> _本文抜粋_

• • • • •

契約とは、意思表示の合致、つまり合意のことです。
例えば、AさんがBさんにマンションを「売る」と言い、これに対してBさんがAさんに「買う」といった場合、AB間に「売る」と「買う」という合意(=契約)がなされたことになります。
なお、ここで、Aさんが「売る」、Bさんが「買う」といったことを、「意思表示」といいます、。
申込と承諾
契約は、合意によって成立します。
たとえば、お店で買い物をする場合、買いたい商品をお店の人(Aさん)に「これください。」と、(Bさんが)いうと、契約成立です。
ここでいうAさんが申し込みをして、Bさんが承諾したことになり、双方が合意したことになります。
契約の種類と分類
民法では、売買・賃貸借・贈与・委任・請負など13種類の契約型(「典型契約」という。)について定められています(契約の自由の原則から典型契約に限定されるものではありません)。
■典型契約の種類(13種類)

• • • • •

> _課題と演習_
- A) 契約についての本文によると、民法で定められている典型契約は何種類ですか?
- B) 契約についての本文は「■典型契約の種類(13種類)」で終わっています。その後に続く部分を補ってください。

データ項目:
• • • • •

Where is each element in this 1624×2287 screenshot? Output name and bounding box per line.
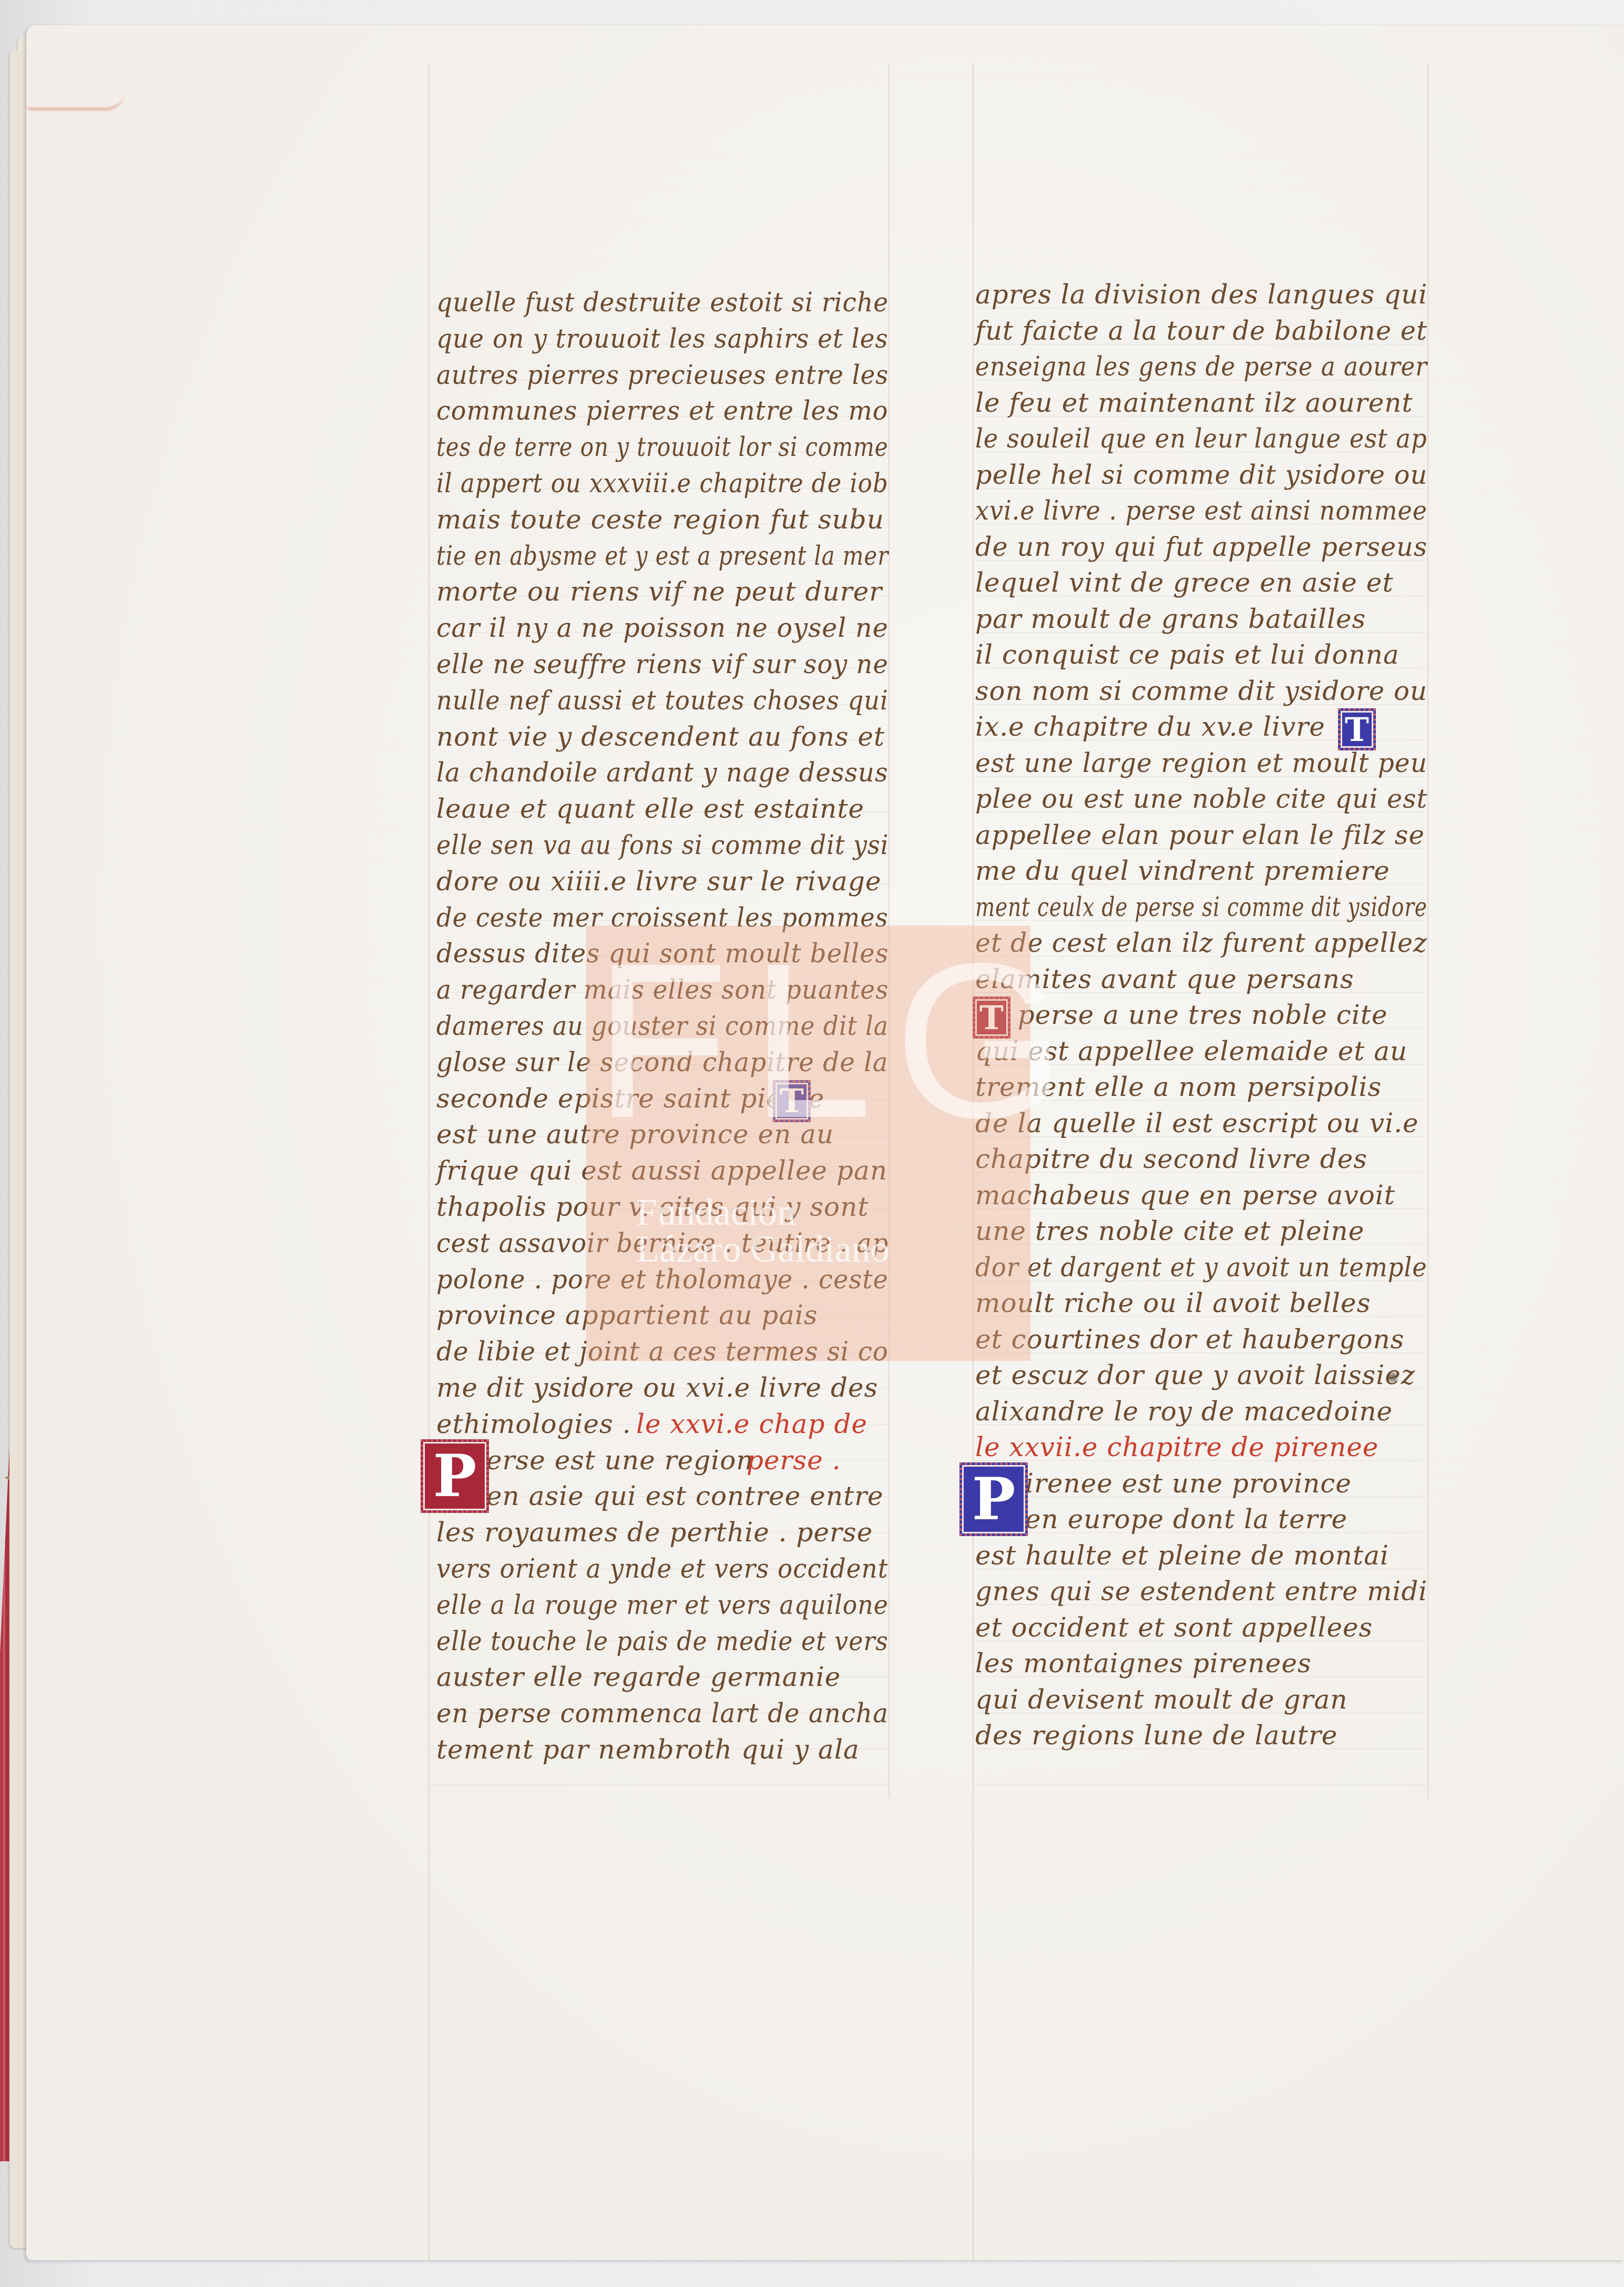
text-line: xvi.e livre . perse est ainsi nommee [975,495,1427,526]
text-line: autres pierres precieuses entre les [436,359,888,391]
text-line: elle touche le pais de medie et vers [436,1625,888,1657]
text-line: et courtines dor et haubergons [975,1324,1404,1355]
text-line: tes de terre on y trouuoit lor si comme [436,431,888,463]
text-line: qui devisent moult de gran [975,1684,1347,1715]
text-line: et escuz dor que y avoit laissiez [975,1359,1415,1391]
text-line: tement par nembroth qui y ala [436,1734,860,1765]
text-line: ethimologies . [436,1408,631,1440]
initial-letter: T [1345,710,1369,749]
text-line: les montaignes pirenees [975,1648,1312,1679]
text-line: dore ou xiiii.e livre sur le rivage [436,866,882,897]
text-line: en asie qui est contree entre [486,1480,884,1512]
text-line: des regions lune de lautre [975,1720,1337,1751]
text-line: une tres noble cite et pleine [975,1215,1364,1247]
text-line: erse est une region [486,1445,754,1476]
text-line: elle ne seuffre riens vif sur soy ne [436,648,888,680]
text-line: de libie et joint a ces termes si co [436,1336,888,1367]
text-line: lequel vint de grece en asie et [975,567,1393,598]
text-line: fut faicte a la tour de babilone et [975,315,1427,347]
text-line: elle sen va au fons si comme dit ysi [436,829,888,861]
text-line: apres la division des langues qui [975,279,1427,310]
text-line: car il ny a ne poisson ne oysel ne [436,612,888,644]
initial-letter: P [433,1442,477,1510]
text-line: il appert ou xxxviii.e chapitre de iob [436,467,888,499]
text-line: moult riche ou il avoit belles [975,1287,1371,1319]
text-line: et occident et sont appellees [975,1612,1373,1643]
rubric-heading: le xxvii.e chapitre de pirenee [975,1431,1378,1463]
text-line: me du quel vindrent premiere [975,855,1390,887]
text-line: nulle nef aussi et toutes choses qui [436,685,888,716]
watermark-line1: Fundación [636,1194,890,1231]
watermark-text: Fundación Lázaro Galdiano [636,1194,890,1267]
text-line: tie en abysme et y est a present la mer [436,540,888,572]
text-line: quelle fust destruite estoit si riche [436,287,888,318]
text-line: en perse commenca lart de ancha [436,1698,888,1729]
text-line: il conquist ce pais et lui donna [975,639,1400,670]
ruling-left-bound [428,63,430,2261]
rubric-heading: le xxvi.e chap de [636,1408,867,1440]
text-line: le feu et maintenant ilz aourent [975,387,1413,419]
decorated-initial-p: P [959,1462,1028,1536]
text-line: que on y trouuoit les saphirs et les [436,323,888,354]
text-line: alixandre le roy de macedoine [975,1396,1393,1427]
text-line: me dit ysidore ou xvi.e livre des [436,1372,878,1404]
text-line: plee ou est une noble cite qui est [975,783,1427,815]
text-line: ix.e chapitre du xv.e livre [975,711,1325,743]
text-line: gnes qui se estendent entre midi [975,1576,1427,1607]
text-line: nont vie y descendent au fons et [436,721,885,753]
text-line: communes pierres et entre les mo [436,395,888,426]
text-line: de un roy qui fut appelle perseus [975,531,1427,563]
text-line: mais toute ceste region fut subu [436,504,884,535]
text-line: est une large region et moult peu [975,747,1427,779]
text-line: pelle hel si comme dit ysidore ou [975,459,1427,491]
text-line: irenee est une province [1025,1468,1352,1499]
text-line: par moult de grans batailles [975,603,1366,635]
text-line: province appartient au pais [436,1299,818,1331]
text-line: le souleil que en leur langue est ap [975,423,1427,454]
text-line: vers orient a ynde et vers occident [436,1553,888,1584]
text-line: son nom si comme dit ysidore ou [975,675,1427,707]
text-line: morte ou riens vif ne peut durer [436,576,882,607]
text-line: enseigna les gens de perse a aourer [975,351,1427,382]
text-line: en europe dont la terre [1025,1503,1347,1535]
text-line: leaue et quant elle est estainte [436,793,864,825]
text-line: est haulte et pleine de montai [975,1540,1389,1571]
text-line: elle a la rouge mer et vers aquilone [436,1589,888,1621]
watermark-logo: FLG [594,931,1087,1152]
text-line: machabeus que en perse avoit [975,1180,1395,1211]
rubric-heading: perse . [747,1445,841,1476]
decorated-initial-p: P [421,1439,489,1513]
text-line: les royaumes de perthie . perse [436,1517,873,1548]
water-stain [26,76,126,110]
decorated-initial-t: T [1338,708,1376,750]
text-line: auster elle regarde germanie [436,1661,841,1693]
watermark-line2: Lázaro Galdiano [636,1231,890,1267]
initial-letter: P [972,1465,1016,1533]
text-line: appellee elan pour elan le filz se [975,819,1425,851]
text-line: dor et dargent et y avoit un temple [975,1252,1427,1283]
text-line: la chandoile ardant y nage dessus [436,757,888,788]
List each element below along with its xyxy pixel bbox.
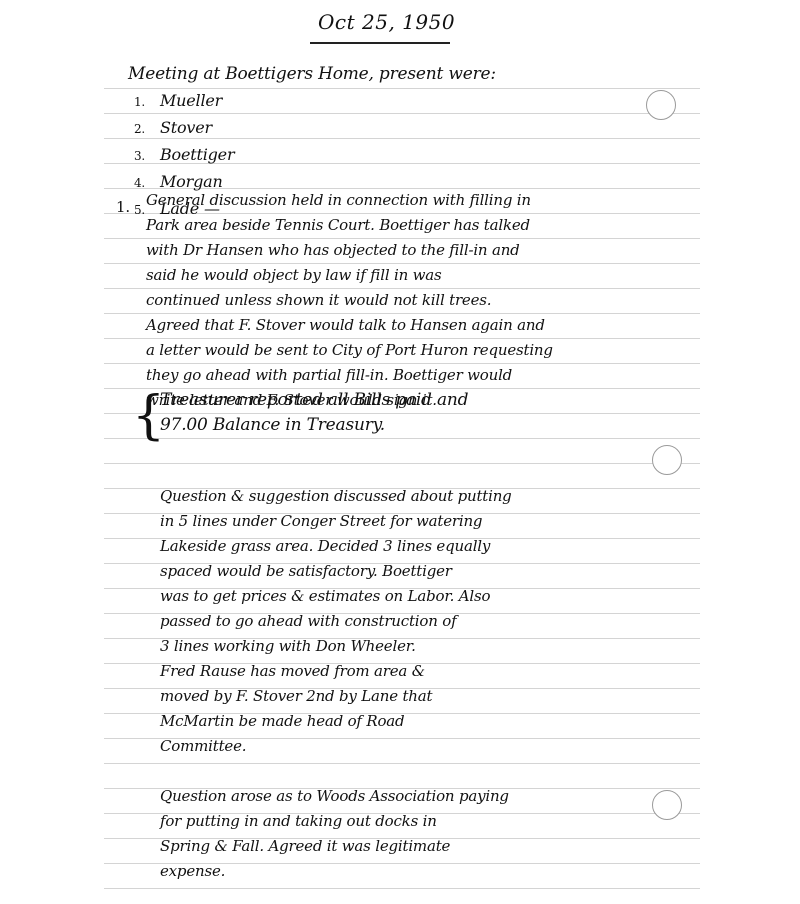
meeting-date: Oct 25, 1950: [318, 10, 455, 34]
hole-punch-bottom: [652, 790, 682, 820]
attendee-item: 1.Mueller: [134, 88, 234, 115]
date-underline: [310, 42, 450, 44]
meeting-heading: Meeting at Boettigers Home, present were…: [128, 62, 496, 87]
paragraph-treasurer-report: Treasurer reported all Bills paid and 97…: [160, 388, 468, 438]
item-number: 1.: [116, 195, 130, 220]
attendee-item: 2.Stover: [134, 115, 234, 142]
paragraph-road-committee: Fred Rause has moved from area & moved b…: [160, 659, 432, 759]
hole-punch-top: [646, 90, 676, 120]
paragraph-fill-discussion: General discussion held in connection wi…: [146, 188, 531, 313]
paragraph-watering-lines: Question & suggestion discussed about pu…: [160, 484, 512, 659]
hole-punch-middle: [652, 445, 682, 475]
attendee-item: 3.Boettiger: [134, 142, 234, 169]
paragraph-docks-expense: Question arose as to Woods Association p…: [160, 784, 509, 884]
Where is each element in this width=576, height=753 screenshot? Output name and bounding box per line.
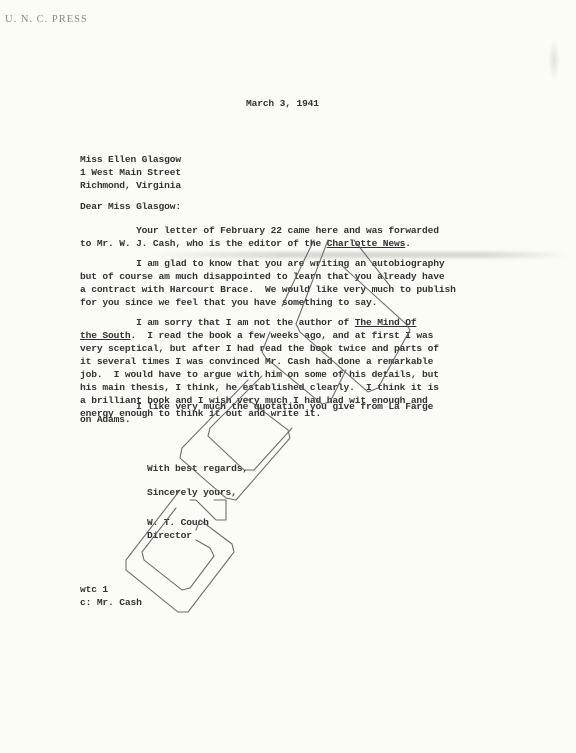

• • • • •

> _課題別の解答_
- A) 13種類です。

- B)
①贈与 | 相手に対して無償で財産を与える契約 |
②請負 | 請負人が仕事を完成することを約し、注文者がその仕事の結果に対する報酬を支払う契約 |
③交換 | 当事者が互いに「金銭の所有権以外」の財産権を移転する契約 |
④売買 | 当事者の一方の売主が財産権の移転をし、相手方の買主がこれに対して代金を支払う契約 |
⑤消費貸借 | 当事者の一方の借主が、種類、品質及び数量の同じ物をもって返還することを約束して、相手方である貸主から金銭その他のものを受け取ることによって成立する契約 (借主が利息を支払う場合に有償契約となり、無利息の場合に無償契約となる) |
⑥賃貸借 | 当事者の一方が、ある物の使用及び収益をさせる事を約束し、相手方がこれに対して賃金を支払う事を約束することによって成立する契約 |
⑦使用貸借 | 当事者の一方である借主が、ある物を無償で使用・収益した後、返還をすることを約束して、相手方である貸主からそれを受け取ることによって成立する契約。消費貸借との違いは、借りたそのものを返すという点で、賃貸借との違いは、無償であるという点である |
⑧雇用 | 労務者が使用者の労務に服することを約束し、それに対し使用者は労務者に報酬を支払う契約 |
⑨寄託 | 受寄者が寄託者のために物を保管する契約 |
⑩組合 | 2人以上の当事者が出資し、共同事業を営むことを約す契約 |
⑪和解 | 当事者が互いに譲歩し、当事者間の争いをやめることを約す契約 |
⑫終身定期金 | 特定の人が死亡するまで、定期的に金銭その他のものを相手方または第三者に給付することを約す契約 |
⑬委任 | 一方の当事者である委任者が、法律行為をなすことを相手方である受任者に委託し、受任者がこれを承諾する事によって成立する契約。原則は、片務・無償契約が基本であるが、委任者が受任者に報酬を支払う場合は、双務・有償契約となる |
■典型契約の分類
以上の13種の典型契約を契約の性質で分類すると次のようになります。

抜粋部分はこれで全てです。